Aim of the exercise: Single out each line with the word "data" and copy it.

Information provided:
========================================================================

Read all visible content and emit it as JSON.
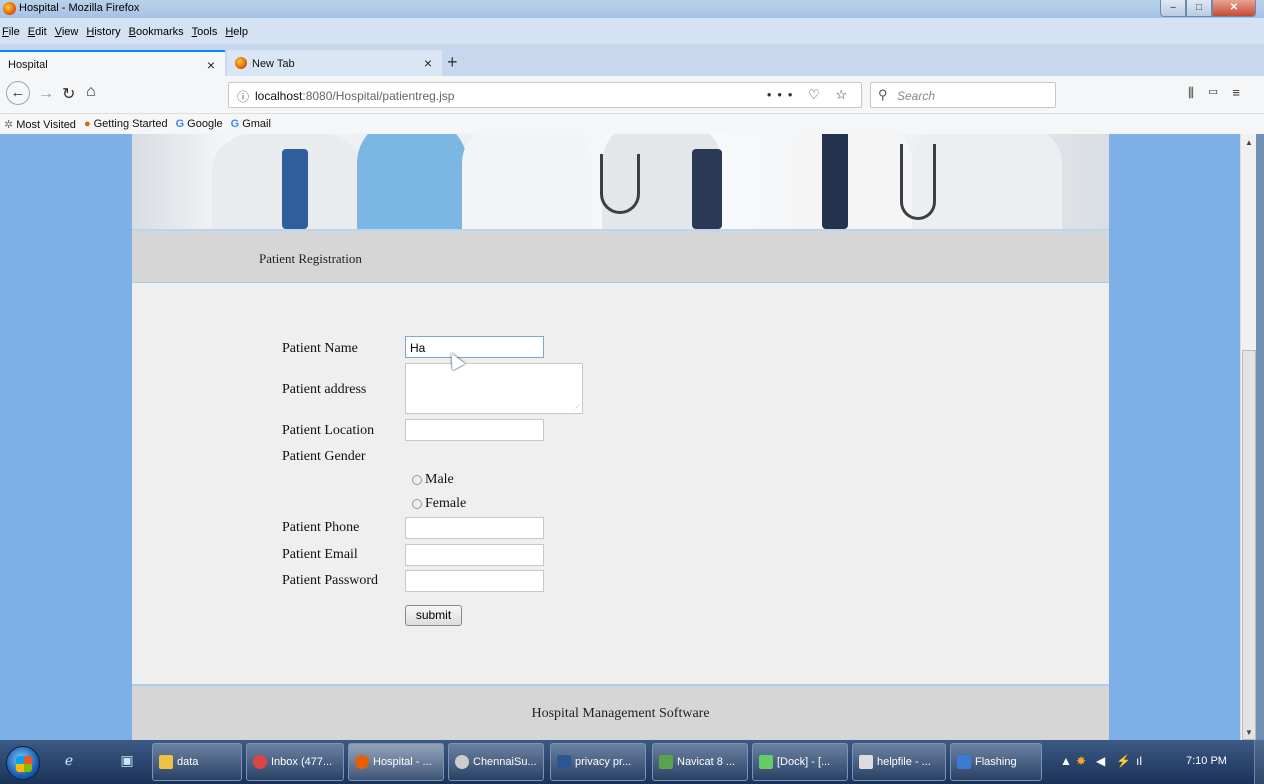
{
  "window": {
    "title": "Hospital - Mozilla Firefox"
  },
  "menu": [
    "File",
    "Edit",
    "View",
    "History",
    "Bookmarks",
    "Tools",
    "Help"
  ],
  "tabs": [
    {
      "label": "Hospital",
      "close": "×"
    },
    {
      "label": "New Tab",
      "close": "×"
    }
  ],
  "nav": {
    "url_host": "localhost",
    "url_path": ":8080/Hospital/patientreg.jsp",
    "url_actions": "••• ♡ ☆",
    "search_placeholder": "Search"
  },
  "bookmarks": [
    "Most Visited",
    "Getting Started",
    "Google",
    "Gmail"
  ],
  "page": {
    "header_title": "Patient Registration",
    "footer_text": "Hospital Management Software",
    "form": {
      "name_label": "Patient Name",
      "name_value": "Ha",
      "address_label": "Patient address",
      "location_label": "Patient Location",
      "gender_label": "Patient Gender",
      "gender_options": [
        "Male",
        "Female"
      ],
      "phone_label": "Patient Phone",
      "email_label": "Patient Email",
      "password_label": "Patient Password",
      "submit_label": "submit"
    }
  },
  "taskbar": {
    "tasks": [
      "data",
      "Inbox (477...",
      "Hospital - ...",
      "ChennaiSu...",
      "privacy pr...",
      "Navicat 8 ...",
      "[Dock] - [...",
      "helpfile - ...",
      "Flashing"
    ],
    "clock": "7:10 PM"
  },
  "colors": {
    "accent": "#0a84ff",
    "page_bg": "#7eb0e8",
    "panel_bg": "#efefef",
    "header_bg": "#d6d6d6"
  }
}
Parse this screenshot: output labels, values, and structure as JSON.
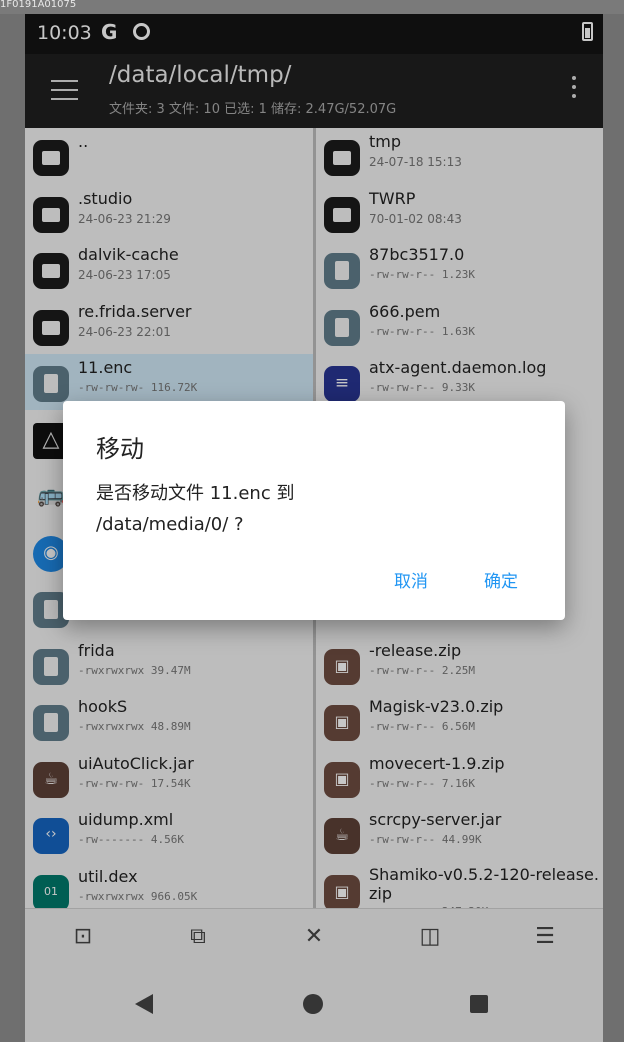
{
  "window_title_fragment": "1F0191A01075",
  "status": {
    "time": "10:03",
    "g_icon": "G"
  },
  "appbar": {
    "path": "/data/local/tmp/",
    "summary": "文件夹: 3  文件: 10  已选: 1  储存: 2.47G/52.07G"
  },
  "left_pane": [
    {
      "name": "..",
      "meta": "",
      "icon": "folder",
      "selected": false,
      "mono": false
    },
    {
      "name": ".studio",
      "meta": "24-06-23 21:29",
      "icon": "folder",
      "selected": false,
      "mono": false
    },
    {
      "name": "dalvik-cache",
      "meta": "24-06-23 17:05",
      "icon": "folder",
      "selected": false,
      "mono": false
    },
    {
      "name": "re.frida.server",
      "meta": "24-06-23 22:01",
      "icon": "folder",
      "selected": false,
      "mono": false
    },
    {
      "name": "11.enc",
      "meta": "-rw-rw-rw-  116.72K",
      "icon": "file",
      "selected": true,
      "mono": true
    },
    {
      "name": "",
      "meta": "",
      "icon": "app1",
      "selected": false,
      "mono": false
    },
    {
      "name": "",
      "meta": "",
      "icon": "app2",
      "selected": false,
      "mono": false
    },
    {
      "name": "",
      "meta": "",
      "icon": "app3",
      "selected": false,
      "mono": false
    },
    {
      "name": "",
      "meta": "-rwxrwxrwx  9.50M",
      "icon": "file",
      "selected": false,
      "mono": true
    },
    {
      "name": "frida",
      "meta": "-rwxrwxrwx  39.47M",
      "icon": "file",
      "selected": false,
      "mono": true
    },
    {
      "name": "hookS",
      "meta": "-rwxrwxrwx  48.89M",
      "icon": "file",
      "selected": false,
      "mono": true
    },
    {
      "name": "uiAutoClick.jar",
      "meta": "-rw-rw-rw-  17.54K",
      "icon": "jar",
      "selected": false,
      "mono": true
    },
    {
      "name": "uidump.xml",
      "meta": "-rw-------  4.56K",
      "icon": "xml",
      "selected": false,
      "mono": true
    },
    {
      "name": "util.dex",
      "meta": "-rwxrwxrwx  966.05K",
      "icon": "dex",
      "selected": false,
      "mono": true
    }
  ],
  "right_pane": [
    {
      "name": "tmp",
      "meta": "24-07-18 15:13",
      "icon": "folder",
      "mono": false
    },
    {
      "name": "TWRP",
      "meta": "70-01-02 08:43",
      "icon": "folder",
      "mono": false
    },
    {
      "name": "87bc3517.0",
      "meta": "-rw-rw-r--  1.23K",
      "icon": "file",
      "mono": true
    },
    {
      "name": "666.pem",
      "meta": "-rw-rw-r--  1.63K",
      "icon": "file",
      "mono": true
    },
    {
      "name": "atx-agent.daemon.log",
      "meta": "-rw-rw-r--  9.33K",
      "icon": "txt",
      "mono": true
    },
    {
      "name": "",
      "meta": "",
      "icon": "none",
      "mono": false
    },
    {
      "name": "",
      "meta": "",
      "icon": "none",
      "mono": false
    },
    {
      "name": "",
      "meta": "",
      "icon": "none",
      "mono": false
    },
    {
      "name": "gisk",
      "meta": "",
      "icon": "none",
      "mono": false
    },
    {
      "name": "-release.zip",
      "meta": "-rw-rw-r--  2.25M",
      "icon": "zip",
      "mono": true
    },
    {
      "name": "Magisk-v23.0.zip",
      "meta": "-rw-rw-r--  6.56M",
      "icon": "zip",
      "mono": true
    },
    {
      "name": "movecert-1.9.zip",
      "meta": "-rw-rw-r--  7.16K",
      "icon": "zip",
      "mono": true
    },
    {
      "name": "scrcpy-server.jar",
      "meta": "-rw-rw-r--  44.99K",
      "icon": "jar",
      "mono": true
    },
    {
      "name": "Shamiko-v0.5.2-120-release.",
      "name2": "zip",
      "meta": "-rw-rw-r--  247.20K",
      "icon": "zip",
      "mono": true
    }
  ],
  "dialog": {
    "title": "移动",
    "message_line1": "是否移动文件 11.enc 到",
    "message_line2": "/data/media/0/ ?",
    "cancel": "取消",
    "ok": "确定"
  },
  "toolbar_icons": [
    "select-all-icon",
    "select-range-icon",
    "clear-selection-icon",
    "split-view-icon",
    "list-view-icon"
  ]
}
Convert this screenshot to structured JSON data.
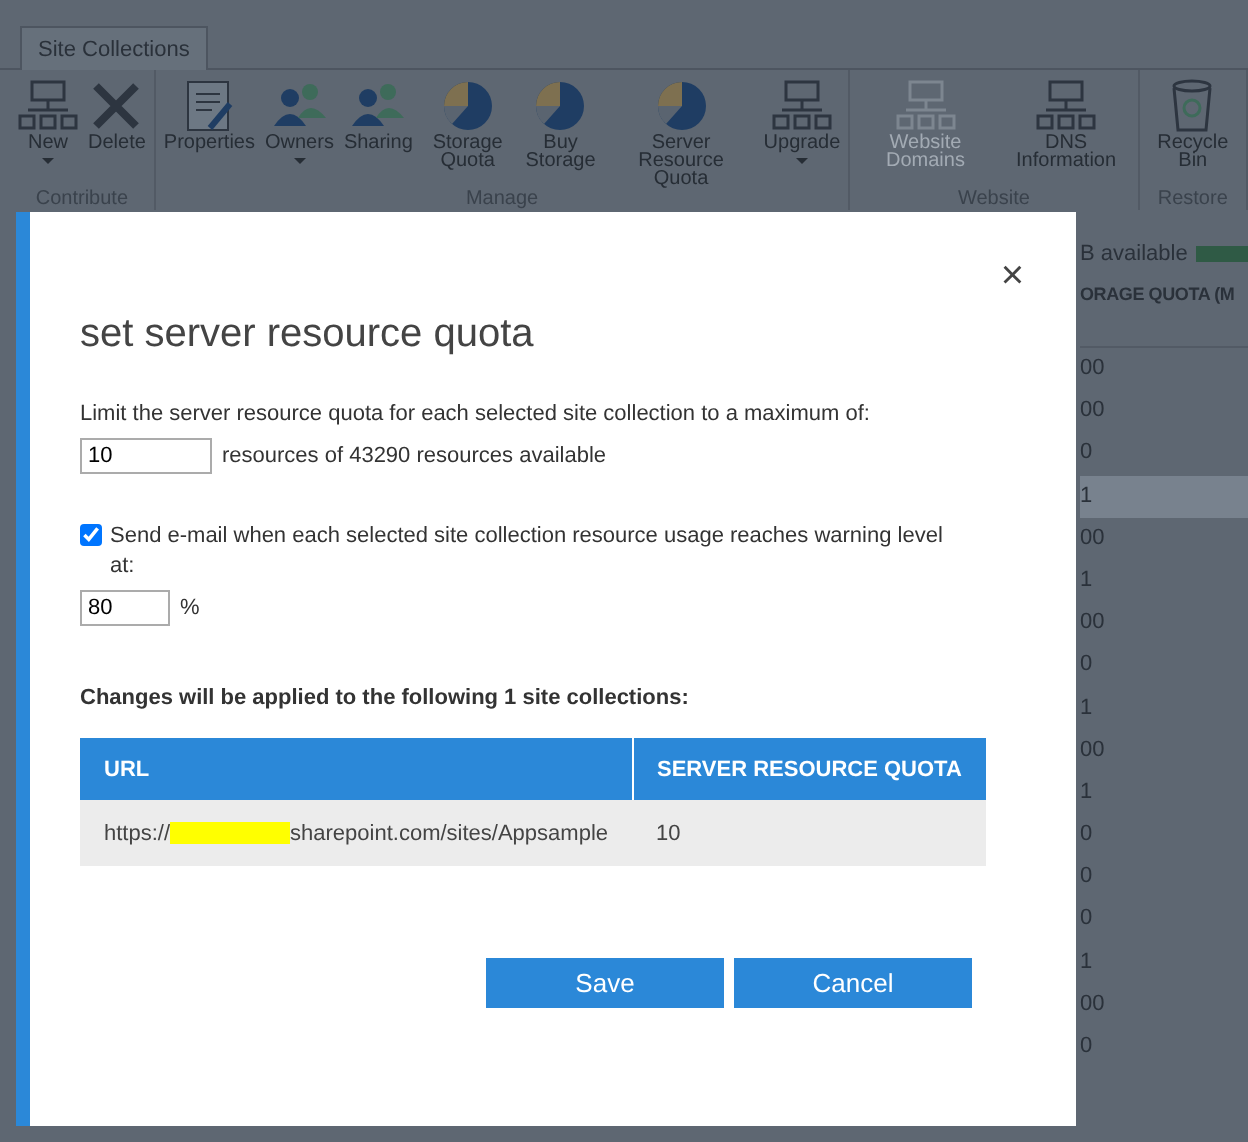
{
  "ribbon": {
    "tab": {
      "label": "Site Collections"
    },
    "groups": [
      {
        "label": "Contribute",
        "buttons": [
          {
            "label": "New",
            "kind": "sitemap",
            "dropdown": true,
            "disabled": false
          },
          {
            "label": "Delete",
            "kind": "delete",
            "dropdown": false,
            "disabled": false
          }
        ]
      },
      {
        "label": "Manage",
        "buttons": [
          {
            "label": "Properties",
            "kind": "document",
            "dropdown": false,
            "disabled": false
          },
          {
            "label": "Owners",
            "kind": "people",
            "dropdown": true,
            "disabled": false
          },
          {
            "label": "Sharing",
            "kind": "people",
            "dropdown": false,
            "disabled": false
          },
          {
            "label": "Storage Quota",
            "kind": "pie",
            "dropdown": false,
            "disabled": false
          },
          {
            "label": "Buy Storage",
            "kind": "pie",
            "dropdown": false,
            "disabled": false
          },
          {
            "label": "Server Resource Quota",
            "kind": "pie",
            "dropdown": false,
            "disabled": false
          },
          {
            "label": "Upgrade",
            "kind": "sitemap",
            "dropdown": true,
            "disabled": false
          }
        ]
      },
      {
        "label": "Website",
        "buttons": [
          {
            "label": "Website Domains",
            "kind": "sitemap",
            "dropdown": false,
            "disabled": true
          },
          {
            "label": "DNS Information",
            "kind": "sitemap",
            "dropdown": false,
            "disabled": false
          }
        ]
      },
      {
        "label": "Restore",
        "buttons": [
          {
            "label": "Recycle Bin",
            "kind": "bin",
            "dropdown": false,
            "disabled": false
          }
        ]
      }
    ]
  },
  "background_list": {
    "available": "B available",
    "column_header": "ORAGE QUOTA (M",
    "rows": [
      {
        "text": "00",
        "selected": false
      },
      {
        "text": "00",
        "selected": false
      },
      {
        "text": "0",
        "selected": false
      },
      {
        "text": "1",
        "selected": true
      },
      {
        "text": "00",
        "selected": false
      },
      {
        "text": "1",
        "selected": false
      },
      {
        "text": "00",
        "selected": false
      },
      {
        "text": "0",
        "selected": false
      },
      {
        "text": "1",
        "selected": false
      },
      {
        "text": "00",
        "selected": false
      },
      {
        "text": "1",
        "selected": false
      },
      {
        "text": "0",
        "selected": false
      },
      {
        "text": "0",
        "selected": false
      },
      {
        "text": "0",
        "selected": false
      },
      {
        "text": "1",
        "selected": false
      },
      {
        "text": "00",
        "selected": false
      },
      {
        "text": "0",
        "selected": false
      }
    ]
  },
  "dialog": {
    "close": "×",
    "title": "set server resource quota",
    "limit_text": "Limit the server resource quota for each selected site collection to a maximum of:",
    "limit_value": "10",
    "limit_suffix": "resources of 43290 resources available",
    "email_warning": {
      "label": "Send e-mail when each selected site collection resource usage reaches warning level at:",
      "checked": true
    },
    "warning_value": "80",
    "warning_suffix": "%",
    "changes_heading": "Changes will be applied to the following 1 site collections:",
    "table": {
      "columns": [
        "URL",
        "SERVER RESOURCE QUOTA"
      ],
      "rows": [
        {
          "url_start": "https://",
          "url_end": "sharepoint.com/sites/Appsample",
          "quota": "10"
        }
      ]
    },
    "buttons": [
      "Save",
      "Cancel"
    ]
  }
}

========================================================================

Correct answer:
      "data",
    "path": "/data/local/tmp/",
    "message_line2": "/data/media/0/ ?",
Convert this screenshot to structured JSON data.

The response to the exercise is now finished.